_Exercise instructions_
Print the records below word for word, but leave out the pictures.

_Provided entries_
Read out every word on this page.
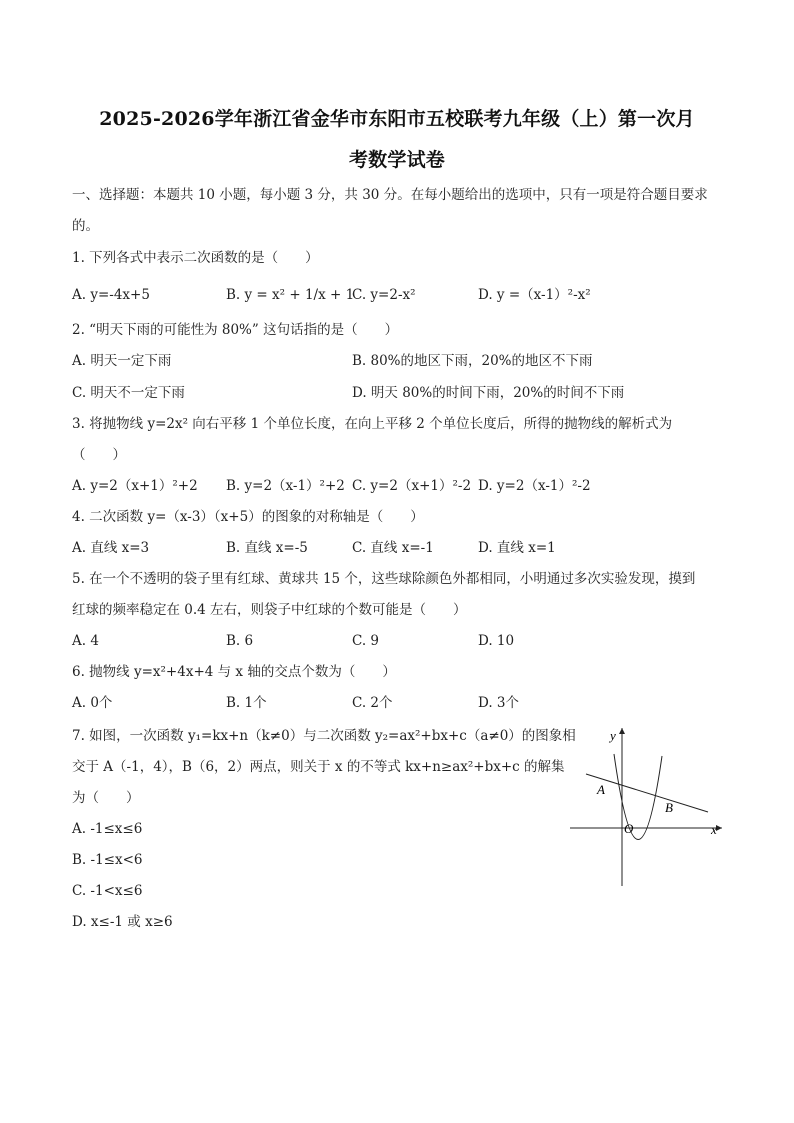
2025-2026学年浙江省金华市东阳市五校联考九年级（上）第一次月
考数学试卷
一、选择题：本题共 10 小题，每小题 3 分，共 30 分。在每小题给出的选项中，只有一项是符合题目要求
的。
1. 下列各式中表示二次函数的是（　　）
A. y=-4x+5	B. y = x² + 1/x + 1
C. y=2-x²	D. y =（x-1）²-x²
2. “明天下雨的可能性为 80%” 这句话指的是（　　）
A. 明天一定下雨	B. 80%的地区下雨，20%的地区不下雨
C. 明天不一定下雨	D. 明天 80%的时间下雨，20%的时间不下雨
3. 将抛物线 y=2x² 向右平移 1 个单位长度，在向上平移 2 个单位长度后，所得的抛物线的解析式为
（　　）
A. y=2（x+1）²+2 B. y=2（x-1）²+2 C. y=2（x+1）²-2 D. y=2（x-1）²-2
4. 二次函数 y=（x-3）（x+5）的图象的对称轴是（　　）
A. 直线 x=3	B. 直线 x=-5	C. 直线 x=-1	D. 直线 x=1
5. 在一个不透明的袋子里有红球、黄球共 15 个，这些球除颜色外都相同，小明通过多次实验发现，摸到
红球的频率稳定在 0.4 左右，则袋子中红球的个数可能是（　　）
A. 4	B. 6	C. 9	D. 10
6. 抛物线 y=x²+4x+4 与 x 轴的交点个数为（　　）
A. 0个	B. 1个	C. 2个	D. 3个
7. 如图，一次函数 y₁=kx+n（k≠0）与二次函数 y₂=ax²+bx+c（a≠0）的图象相
交于 A（-1，4），B（6，2）两点，则关于 x 的不等式 kx+n≥ax²+bx+c 的解集
为（　　）
A. -1≤x≤6
B. -1≤x<6
C. -1<x≤6
D. x≤-1 或 x≥6
y
x
O
A
B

_Full solution_
Read out every word on this page.
2025-2026学年浙江省金华市东阳市五校联考九年级（上）第一次月
考数学试卷
一、选择题：本题共 10 小题，每小题 3 分，共 30 分。在每小题给出的选项中，只有一项是符合题目要求
的。
1. 下列各式中表示二次函数的是（　　）
A. y=-4x+5	B. y = x² + 1/x + 1
C. y=2-x²	D. y =（x-1）²-x²
2. “明天下雨的可能性为 80%” 这句话指的是（　　）
A. 明天一定下雨	B. 80%的地区下雨，20%的地区不下雨
C. 明天不一定下雨	D. 明天 80%的时间下雨，20%的时间不下雨
3. 将抛物线 y=2x² 向右平移 1 个单位长度，在向上平移 2 个单位长度后，所得的抛物线的解析式为
（　　）
A. y=2（x+1）²+2 B. y=2（x-1）²+2 C. y=2（x+1）²-2 D. y=2（x-1）²-2
4. 二次函数 y=（x-3）（x+5）的图象的对称轴是（　　）
A. 直线 x=3	B. 直线 x=-5	C. 直线 x=-1	D. 直线 x=1
5. 在一个不透明的袋子里有红球、黄球共 15 个，这些球除颜色外都相同，小明通过多次实验发现，摸到
红球的频率稳定在 0.4 左右，则袋子中红球的个数可能是（　　）
A. 4	B. 6	C. 9	D. 10
6. 抛物线 y=x²+4x+4 与 x 轴的交点个数为（　　）
A. 0个	B. 1个	C. 2个	D. 3个
7. 如图，一次函数 y₁=kx+n（k≠0）与二次函数 y₂=ax²+bx+c（a≠0）的图象相
交于 A（-1，4），B（6，2）两点，则关于 x 的不等式 kx+n≥ax²+bx+c 的解集
为（　　）
A. -1≤x≤6
B. -1≤x<6
C. -1<x≤6
D. x≤-1 或 x≥6
y
x
O
A
B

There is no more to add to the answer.